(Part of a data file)
>> START

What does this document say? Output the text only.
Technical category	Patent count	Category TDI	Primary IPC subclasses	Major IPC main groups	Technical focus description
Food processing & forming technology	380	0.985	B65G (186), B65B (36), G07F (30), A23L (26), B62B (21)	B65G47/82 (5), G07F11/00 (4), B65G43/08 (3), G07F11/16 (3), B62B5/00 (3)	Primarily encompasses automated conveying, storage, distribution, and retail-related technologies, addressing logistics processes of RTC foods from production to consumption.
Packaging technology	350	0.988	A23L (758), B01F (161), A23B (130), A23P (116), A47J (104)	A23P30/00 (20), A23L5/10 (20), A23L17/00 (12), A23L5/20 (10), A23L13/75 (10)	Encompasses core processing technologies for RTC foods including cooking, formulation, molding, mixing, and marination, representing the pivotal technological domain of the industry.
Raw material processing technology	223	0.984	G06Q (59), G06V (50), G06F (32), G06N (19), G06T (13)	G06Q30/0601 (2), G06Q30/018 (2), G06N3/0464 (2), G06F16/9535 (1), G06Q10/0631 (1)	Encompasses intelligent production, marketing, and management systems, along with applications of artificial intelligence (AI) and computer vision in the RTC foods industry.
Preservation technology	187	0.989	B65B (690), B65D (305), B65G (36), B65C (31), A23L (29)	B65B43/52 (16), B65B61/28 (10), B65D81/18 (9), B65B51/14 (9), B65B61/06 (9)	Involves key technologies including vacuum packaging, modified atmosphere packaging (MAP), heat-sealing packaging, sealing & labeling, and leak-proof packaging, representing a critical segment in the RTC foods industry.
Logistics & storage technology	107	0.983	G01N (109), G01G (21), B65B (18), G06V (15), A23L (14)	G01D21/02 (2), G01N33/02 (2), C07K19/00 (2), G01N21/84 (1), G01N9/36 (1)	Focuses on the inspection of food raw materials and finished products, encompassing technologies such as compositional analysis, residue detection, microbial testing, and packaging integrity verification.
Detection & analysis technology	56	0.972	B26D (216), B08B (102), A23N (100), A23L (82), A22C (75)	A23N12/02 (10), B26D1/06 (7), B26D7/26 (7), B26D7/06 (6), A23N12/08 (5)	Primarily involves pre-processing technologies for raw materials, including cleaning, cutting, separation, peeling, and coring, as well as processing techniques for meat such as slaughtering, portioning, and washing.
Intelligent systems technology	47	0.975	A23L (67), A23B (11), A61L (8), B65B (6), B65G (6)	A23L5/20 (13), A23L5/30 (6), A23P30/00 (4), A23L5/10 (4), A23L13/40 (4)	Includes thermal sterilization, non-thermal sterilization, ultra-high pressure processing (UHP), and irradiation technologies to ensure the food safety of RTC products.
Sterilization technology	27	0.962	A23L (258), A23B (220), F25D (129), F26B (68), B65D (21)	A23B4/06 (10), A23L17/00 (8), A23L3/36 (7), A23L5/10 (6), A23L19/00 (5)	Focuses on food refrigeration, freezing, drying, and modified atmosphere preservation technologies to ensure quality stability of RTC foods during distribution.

>> END

§ What you need to do: Which lines hold the word "such"? Copy all of them.

§ Task solution:
Logistics & storage technology	107	0.983	G01N (109), G01G (21), B65B (18), G06V (15), A23L (14)	G01D21/02 (2), G01N33/02 (2), C07K19/00 (2), G01N21/84 (1), G01N9/36 (1)	Focuses on the inspection of food raw materials and finished products, encompassing technologies such as compositional analysis, residue detection, microbial testing, and packaging integrity verification.
Detection & analysis technology	56	0.972	B26D (216), B08B (102), A23N (100), A23L (82), A22C (75)	A23N12/02 (10), B26D1/06 (7), B26D7/26 (7), B26D7/06 (6), A23N12/08 (5)	Primarily involves pre-processing technologies for raw materials, including cleaning, cutting, separation, peeling, and coring, as well as processing techniques for meat such as slaughtering, portioning, and washing.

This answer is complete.